▶ **EXERCISE INPUT**:
>> begin

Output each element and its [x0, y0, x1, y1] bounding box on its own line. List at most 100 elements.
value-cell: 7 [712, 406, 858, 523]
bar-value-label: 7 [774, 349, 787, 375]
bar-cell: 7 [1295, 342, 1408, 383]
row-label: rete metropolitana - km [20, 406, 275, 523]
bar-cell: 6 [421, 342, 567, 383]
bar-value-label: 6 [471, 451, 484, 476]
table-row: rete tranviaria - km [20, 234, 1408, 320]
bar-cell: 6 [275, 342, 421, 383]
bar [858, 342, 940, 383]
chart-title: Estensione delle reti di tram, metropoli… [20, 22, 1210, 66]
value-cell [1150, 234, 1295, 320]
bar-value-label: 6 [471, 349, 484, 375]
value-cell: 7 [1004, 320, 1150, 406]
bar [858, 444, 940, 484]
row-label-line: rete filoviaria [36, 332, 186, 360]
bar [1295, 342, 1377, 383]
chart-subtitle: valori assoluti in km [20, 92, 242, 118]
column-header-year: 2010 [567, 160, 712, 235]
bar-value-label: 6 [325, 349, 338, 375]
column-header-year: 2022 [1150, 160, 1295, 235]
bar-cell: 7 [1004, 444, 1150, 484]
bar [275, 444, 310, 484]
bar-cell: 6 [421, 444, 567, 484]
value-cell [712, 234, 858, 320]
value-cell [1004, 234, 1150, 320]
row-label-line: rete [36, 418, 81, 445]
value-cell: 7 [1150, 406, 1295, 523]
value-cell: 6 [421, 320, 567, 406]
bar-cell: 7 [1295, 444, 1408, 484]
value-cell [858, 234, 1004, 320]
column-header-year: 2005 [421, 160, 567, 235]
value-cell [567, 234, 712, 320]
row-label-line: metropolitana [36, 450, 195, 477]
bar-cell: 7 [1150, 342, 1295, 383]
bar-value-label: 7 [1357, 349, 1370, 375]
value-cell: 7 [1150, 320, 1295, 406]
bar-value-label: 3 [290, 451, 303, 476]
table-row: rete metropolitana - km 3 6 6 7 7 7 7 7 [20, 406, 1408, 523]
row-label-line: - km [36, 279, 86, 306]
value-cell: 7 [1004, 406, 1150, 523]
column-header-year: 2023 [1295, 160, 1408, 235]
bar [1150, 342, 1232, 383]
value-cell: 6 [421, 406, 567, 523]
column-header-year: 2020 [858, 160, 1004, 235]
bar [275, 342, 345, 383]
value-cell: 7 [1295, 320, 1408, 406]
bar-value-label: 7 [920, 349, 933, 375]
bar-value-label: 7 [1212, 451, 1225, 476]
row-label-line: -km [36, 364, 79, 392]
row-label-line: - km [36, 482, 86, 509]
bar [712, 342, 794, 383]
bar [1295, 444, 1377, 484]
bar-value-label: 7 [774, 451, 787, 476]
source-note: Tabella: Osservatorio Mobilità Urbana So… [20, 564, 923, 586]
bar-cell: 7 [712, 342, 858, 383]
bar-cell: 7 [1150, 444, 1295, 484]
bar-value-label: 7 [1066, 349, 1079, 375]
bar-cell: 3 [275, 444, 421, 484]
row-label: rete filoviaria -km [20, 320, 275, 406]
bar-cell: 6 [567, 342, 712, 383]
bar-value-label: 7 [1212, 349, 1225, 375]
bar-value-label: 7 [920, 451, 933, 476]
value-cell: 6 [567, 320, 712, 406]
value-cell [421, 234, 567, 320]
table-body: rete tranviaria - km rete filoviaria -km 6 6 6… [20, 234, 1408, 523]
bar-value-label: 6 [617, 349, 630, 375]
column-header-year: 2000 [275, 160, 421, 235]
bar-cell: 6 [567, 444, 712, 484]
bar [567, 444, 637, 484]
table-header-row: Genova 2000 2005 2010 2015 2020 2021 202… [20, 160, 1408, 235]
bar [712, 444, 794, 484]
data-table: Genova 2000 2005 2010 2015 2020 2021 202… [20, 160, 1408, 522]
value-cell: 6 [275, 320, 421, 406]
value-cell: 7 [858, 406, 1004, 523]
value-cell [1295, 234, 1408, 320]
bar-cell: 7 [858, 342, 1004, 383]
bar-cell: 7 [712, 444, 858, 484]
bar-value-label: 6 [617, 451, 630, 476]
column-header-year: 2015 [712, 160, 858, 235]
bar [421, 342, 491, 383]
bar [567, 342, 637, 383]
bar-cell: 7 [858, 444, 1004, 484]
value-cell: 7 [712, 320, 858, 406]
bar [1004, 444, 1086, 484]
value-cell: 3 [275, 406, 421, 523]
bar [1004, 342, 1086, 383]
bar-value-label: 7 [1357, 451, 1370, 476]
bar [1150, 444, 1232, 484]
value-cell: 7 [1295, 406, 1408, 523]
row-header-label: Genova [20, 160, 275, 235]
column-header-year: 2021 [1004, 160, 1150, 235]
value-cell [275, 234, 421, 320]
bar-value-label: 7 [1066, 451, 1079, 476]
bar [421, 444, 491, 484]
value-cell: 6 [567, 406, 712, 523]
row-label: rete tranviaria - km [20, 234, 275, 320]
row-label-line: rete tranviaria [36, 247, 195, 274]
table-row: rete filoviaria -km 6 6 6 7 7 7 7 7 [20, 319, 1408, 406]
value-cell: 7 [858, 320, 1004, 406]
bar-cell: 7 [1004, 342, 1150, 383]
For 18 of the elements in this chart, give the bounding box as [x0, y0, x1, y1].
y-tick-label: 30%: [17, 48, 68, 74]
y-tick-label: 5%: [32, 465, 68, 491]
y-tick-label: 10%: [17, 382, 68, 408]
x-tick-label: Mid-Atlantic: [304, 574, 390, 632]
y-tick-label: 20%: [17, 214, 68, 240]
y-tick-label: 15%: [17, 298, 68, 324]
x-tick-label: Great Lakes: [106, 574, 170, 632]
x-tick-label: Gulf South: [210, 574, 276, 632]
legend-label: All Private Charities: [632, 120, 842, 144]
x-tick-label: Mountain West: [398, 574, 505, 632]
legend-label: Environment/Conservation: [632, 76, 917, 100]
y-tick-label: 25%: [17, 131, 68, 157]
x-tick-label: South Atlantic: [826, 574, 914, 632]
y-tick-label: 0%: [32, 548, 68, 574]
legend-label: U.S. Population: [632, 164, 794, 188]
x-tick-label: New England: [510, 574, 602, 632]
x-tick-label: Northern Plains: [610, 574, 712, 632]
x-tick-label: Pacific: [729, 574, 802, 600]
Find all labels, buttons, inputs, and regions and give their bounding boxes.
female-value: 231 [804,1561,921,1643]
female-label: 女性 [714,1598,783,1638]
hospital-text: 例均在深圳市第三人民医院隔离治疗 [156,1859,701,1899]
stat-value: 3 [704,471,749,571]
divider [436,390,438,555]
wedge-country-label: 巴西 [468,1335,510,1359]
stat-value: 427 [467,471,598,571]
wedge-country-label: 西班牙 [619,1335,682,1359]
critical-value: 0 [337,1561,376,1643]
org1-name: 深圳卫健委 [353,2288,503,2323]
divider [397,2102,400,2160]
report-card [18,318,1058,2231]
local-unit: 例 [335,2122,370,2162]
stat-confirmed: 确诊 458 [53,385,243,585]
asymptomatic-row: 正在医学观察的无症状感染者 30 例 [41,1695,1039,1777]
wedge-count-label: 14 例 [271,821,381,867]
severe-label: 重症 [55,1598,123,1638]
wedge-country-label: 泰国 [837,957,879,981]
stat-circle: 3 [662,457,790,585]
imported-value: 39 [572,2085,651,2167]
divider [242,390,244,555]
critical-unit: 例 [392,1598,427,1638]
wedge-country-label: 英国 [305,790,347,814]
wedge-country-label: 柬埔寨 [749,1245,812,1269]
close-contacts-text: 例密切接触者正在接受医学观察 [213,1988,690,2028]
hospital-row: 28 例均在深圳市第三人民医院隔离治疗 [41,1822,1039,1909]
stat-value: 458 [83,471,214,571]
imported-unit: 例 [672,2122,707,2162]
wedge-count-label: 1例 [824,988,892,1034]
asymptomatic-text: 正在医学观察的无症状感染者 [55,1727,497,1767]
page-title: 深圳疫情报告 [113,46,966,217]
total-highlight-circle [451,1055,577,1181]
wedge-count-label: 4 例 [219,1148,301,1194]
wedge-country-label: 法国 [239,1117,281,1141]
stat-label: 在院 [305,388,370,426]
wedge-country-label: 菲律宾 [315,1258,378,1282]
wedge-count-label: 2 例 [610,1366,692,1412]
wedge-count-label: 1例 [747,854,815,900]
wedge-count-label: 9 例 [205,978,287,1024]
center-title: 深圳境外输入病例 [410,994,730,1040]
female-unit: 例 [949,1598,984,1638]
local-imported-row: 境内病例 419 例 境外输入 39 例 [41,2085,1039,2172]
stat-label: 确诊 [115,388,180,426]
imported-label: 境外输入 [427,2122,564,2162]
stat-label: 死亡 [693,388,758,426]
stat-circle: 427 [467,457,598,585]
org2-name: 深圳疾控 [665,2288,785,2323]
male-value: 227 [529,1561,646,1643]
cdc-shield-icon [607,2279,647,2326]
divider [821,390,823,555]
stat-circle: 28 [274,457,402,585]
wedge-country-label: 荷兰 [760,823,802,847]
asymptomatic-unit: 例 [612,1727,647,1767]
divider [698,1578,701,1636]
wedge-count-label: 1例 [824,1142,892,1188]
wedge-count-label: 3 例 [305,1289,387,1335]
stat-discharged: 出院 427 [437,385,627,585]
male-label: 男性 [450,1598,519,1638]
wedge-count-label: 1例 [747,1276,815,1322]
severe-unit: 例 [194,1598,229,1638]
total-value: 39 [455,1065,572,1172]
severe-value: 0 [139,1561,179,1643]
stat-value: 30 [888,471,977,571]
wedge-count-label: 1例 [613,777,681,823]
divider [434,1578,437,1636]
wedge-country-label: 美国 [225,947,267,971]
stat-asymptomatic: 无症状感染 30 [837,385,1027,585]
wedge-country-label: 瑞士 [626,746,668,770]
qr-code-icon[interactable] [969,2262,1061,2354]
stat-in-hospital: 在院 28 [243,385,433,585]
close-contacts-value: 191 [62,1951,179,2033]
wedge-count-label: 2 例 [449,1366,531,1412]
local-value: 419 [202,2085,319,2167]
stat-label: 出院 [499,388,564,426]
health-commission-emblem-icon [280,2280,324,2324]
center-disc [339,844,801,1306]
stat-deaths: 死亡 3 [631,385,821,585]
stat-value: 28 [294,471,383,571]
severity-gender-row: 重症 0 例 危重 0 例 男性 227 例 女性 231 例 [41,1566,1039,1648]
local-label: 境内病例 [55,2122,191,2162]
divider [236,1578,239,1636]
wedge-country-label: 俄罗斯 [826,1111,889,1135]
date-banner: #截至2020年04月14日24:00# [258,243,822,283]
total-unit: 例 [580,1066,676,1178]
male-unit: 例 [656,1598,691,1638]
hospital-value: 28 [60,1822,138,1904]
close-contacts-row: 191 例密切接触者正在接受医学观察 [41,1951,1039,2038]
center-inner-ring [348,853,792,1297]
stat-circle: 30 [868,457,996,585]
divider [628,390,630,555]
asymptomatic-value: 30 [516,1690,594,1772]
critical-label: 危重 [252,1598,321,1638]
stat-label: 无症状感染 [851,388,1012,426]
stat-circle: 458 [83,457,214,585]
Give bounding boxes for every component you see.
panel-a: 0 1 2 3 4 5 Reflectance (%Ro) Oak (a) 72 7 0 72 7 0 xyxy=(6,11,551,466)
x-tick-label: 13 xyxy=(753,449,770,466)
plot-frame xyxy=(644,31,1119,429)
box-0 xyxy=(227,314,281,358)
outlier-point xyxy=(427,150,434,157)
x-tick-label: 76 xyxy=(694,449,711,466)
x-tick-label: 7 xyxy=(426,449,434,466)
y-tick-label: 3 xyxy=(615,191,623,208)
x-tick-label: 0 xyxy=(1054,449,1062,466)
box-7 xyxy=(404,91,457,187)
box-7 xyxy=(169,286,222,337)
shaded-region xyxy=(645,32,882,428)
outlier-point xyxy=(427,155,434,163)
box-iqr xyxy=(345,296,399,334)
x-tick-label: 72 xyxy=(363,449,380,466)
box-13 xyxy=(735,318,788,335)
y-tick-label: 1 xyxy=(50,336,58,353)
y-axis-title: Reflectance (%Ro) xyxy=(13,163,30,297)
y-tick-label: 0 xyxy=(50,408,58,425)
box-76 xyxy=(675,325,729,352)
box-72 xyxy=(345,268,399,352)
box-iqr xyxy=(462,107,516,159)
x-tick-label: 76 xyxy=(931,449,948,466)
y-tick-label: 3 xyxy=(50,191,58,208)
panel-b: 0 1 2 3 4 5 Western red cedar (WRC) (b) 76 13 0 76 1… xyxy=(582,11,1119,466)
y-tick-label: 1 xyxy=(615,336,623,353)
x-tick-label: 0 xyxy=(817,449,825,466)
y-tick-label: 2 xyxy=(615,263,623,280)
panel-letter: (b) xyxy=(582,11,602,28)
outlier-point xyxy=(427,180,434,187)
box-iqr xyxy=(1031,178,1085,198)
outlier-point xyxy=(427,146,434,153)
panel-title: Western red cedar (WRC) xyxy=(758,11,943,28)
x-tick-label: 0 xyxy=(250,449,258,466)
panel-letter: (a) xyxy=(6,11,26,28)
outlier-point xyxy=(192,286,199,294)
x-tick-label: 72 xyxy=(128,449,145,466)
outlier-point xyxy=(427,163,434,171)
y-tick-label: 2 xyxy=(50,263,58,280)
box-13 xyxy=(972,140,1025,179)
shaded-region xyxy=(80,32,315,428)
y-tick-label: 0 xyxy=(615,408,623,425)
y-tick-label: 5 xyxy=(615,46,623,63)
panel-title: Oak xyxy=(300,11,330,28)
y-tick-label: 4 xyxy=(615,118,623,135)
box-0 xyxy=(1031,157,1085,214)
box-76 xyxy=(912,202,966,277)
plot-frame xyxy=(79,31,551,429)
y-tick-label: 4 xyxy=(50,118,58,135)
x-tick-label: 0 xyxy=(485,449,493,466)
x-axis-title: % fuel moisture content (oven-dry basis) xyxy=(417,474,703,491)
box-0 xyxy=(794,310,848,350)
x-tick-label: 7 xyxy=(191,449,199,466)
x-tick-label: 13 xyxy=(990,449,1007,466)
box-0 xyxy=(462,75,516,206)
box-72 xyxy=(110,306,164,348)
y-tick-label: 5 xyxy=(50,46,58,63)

>> end

▶ **BRIEF**:
Copy out, word for word, the listing from its first line up to and including the line with "row-label: rete metropolitana".

▶ **OUTPUT OF THE TASK**:
Output each element and its [x0, y0, x1, y1] bounding box on its own line. List at most 100 elements.
value-cell: 7 [712, 406, 858, 523]
bar-value-label: 7 [774, 349, 787, 375]
bar-cell: 7 [1295, 342, 1408, 383]
row-label: rete metropolitana - km [20, 406, 275, 523]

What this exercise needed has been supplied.